[Dataset items]

** begin **

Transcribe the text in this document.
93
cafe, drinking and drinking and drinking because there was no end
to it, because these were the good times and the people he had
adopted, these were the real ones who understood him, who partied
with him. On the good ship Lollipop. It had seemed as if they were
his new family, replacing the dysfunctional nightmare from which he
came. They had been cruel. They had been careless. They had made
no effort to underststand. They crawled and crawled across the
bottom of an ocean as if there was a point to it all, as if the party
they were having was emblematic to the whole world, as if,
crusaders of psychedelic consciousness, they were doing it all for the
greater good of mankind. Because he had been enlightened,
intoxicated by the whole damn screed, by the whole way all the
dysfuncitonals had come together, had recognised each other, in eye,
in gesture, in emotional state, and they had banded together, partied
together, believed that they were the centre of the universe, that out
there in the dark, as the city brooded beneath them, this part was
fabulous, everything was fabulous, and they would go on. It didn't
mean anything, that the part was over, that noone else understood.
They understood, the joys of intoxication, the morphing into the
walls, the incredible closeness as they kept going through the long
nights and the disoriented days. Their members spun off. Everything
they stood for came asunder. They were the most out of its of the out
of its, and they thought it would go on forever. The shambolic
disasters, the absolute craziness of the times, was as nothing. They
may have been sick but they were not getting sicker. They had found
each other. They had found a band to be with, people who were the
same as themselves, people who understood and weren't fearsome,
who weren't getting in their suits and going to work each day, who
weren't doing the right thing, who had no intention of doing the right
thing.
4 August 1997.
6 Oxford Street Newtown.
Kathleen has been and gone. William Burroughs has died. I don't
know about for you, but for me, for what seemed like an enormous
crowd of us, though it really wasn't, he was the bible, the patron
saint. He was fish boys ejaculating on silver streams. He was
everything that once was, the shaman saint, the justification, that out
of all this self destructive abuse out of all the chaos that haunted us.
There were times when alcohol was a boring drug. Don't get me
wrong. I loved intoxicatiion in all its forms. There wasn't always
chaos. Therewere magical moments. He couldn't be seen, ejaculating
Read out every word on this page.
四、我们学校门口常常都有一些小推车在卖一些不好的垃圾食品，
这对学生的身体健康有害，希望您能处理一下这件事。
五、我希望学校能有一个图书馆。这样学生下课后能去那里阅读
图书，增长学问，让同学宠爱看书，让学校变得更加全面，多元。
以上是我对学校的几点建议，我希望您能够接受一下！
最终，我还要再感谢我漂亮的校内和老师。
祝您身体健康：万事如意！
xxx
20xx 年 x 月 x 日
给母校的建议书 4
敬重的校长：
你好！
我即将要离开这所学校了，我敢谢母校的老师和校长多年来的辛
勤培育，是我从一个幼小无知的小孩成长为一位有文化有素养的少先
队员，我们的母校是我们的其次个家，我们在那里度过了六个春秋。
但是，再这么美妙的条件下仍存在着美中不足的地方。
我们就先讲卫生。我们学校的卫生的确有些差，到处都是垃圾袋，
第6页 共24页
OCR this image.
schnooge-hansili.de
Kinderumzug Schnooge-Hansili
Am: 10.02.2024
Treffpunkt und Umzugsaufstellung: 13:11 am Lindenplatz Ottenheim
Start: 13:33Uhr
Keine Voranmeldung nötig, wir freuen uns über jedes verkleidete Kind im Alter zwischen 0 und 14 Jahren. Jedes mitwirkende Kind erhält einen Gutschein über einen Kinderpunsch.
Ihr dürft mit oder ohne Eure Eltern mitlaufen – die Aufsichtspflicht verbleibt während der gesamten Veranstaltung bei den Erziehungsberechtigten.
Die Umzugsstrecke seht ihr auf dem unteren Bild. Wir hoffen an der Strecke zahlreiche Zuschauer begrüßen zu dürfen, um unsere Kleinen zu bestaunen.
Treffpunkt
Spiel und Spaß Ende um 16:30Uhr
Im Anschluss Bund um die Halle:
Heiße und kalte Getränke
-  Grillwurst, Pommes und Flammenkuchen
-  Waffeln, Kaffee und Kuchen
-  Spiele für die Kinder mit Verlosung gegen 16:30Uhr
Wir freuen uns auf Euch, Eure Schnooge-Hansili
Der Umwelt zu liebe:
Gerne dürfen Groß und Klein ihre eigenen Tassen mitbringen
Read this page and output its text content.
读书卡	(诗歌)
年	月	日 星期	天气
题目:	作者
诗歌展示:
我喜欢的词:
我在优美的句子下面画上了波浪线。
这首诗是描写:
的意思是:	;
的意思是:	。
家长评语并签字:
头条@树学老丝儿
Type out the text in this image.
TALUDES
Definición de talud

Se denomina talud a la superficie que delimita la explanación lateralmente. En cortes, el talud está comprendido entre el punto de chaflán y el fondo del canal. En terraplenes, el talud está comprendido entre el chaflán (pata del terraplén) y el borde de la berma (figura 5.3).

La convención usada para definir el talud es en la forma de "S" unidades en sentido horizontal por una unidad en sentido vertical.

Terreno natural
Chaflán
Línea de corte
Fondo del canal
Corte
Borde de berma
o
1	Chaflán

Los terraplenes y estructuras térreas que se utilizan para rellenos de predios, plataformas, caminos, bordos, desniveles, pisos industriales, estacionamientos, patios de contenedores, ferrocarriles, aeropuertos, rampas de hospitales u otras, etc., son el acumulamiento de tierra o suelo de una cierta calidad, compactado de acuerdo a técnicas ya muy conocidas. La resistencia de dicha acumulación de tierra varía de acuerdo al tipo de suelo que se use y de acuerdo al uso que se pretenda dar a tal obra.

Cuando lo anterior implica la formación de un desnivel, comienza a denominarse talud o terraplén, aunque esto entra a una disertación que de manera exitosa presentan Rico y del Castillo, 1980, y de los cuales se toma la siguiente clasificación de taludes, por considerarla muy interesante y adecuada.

** end **

Exercise objective:
Extract the full set of entries word for word.

The response:
Transcribe the text in this document.
93
cafe, drinking and drinking and drinking because there was no end
to it, because these were the good times and the people he had
adopted, these were the real ones who understood him, who partied
with him. On the good ship Lollipop. It had seemed as if they were
his new family, replacing the dysfunctional nightmare from which he
came. They had been cruel. They had been careless. They had made
no effort to underststand. They crawled and crawled across the
bottom of an ocean as if there was a point to it all, as if the party
they were having was emblematic to the whole world, as if,
crusaders of psychedelic consciousness, they were doing it all for the
greater good of mankind. Because he had been enlightened,
intoxicated by the whole damn screed, by the whole way all the
dysfuncitonals had come together, had recognised each other, in eye,
in gesture, in emotional state, and they had banded together, partied
together, believed that they were the centre of the universe, that out
there in the dark, as the city brooded beneath them, this part was
fabulous, everything was fabulous, and they would go on. It didn't
mean anything, that the part was over, that noone else understood.
They understood, the joys of intoxication, the morphing into the
walls, the incredible closeness as they kept going through the long
nights and the disoriented days. Their members spun off. Everything
they stood for came asunder. They were the most out of its of the out
of its, and they thought it would go on forever. The shambolic
disasters, the absolute craziness of the times, was as nothing. They
may have been sick but they were not getting sicker. They had found
each other. They had found a band to be with, people who were the
same as themselves, people who understood and weren't fearsome,
who weren't getting in their suits and going to work each day, who
weren't doing the right thing, who had no intention of doing the right
thing.
4 August 1997.
6 Oxford Street Newtown.
Kathleen has been and gone. William Burroughs has died. I don't
know about for you, but for me, for what seemed like an enormous
crowd of us, though it really wasn't, he was the bible, the patron
saint. He was fish boys ejaculating on silver streams. He was
everything that once was, the shaman saint, the justification, that out
of all this self destructive abuse out of all the chaos that haunted us.
There were times when alcohol was a boring drug. Don't get me
wrong. I loved intoxicatiion in all its forms. There wasn't always
chaos. Therewere magical moments. He couldn't be seen, ejaculating
Read out every word on this page.
四、我们学校门口常常都有一些小推车在卖一些不好的垃圾食品，
这对学生的身体健康有害，希望您能处理一下这件事。
五、我希望学校能有一个图书馆。这样学生下课后能去那里阅读
图书，增长学问，让同学宠爱看书，让学校变得更加全面，多元。
以上是我对学校的几点建议，我希望您能够接受一下！
最终，我还要再感谢我漂亮的校内和老师。
祝您身体健康：万事如意！
xxx
20xx 年 x 月 x 日
给母校的建议书 4
敬重的校长：
你好！
我即将要离开这所学校了，我敢谢母校的老师和校长多年来的辛
勤培育，是我从一个幼小无知的小孩成长为一位有文化有素养的少先
队员，我们的母校是我们的其次个家，我们在那里度过了六个春秋。
但是，再这么美妙的条件下仍存在着美中不足的地方。
我们就先讲卫生。我们学校的卫生的确有些差，到处都是垃圾袋，
第6页 共24页
OCR this image.
schnooge-hansili.de
Kinderumzug Schnooge-Hansili
Am: 10.02.2024
Treffpunkt und Umzugsaufstellung: 13:11 am Lindenplatz Ottenheim
Start: 13:33Uhr
Keine Voranmeldung nötig, wir freuen uns über jedes verkleidete Kind im Alter zwischen 0 und 14 Jahren. Jedes mitwirkende Kind erhält einen Gutschein über einen Kinderpunsch.
Ihr dürft mit oder ohne Eure Eltern mitlaufen – die Aufsichtspflicht verbleibt während der gesamten Veranstaltung bei den Erziehungsberechtigten.
Die Umzugsstrecke seht ihr auf dem unteren Bild. Wir hoffen an der Strecke zahlreiche Zuschauer begrüßen zu dürfen, um unsere Kleinen zu bestaunen.
Treffpunkt
Spiel und Spaß Ende um 16:30Uhr
Im Anschluss Bund um die Halle:
Heiße und kalte Getränke
-  Grillwurst, Pommes und Flammenkuchen
-  Waffeln, Kaffee und Kuchen
-  Spiele für die Kinder mit Verlosung gegen 16:30Uhr
Wir freuen uns auf Euch, Eure Schnooge-Hansili
Der Umwelt zu liebe:
Gerne dürfen Groß und Klein ihre eigenen Tassen mitbringen
Read this page and output its text content.
读书卡	(诗歌)
年	月	日 星期	天气
题目:	作者
诗歌展示:
我喜欢的词:
我在优美的句子下面画上了波浪线。
这首诗是描写:
的意思是:	;
的意思是:	。
家长评语并签字:
头条@树学老丝儿
Type out the text in this image.
TALUDES
Definición de talud

Se denomina talud a la superficie que delimita la explanación lateralmente. En cortes, el talud está comprendido entre el punto de chaflán y el fondo del canal. En terraplenes, el talud está comprendido entre el chaflán (pata del terraplén) y el borde de la berma (figura 5.3).

La convención usada para definir el talud es en la forma de "S" unidades en sentido horizontal por una unidad en sentido vertical.

Terreno natural
Chaflán
Línea de corte
Fondo del canal
Corte
Borde de berma
o
1	Chaflán

Los terraplenes y estructuras térreas que se utilizan para rellenos de predios, plataformas, caminos, bordos, desniveles, pisos industriales, estacionamientos, patios de contenedores, ferrocarriles, aeropuertos, rampas de hospitales u otras, etc., son el acumulamiento de tierra o suelo de una cierta calidad, compactado de acuerdo a técnicas ya muy conocidas. La resistencia de dicha acumulación de tierra varía de acuerdo al tipo de suelo que se use y de acuerdo al uso que se pretenda dar a tal obra.

Cuando lo anterior implica la formación de un desnivel, comienza a denominarse talud o terraplén, aunque esto entra a una disertación que de manera exitosa presentan Rico y del Castillo, 1980, y de los cuales se toma la siguiente clasificación de taludes, por considerarla muy interesante y adecuada.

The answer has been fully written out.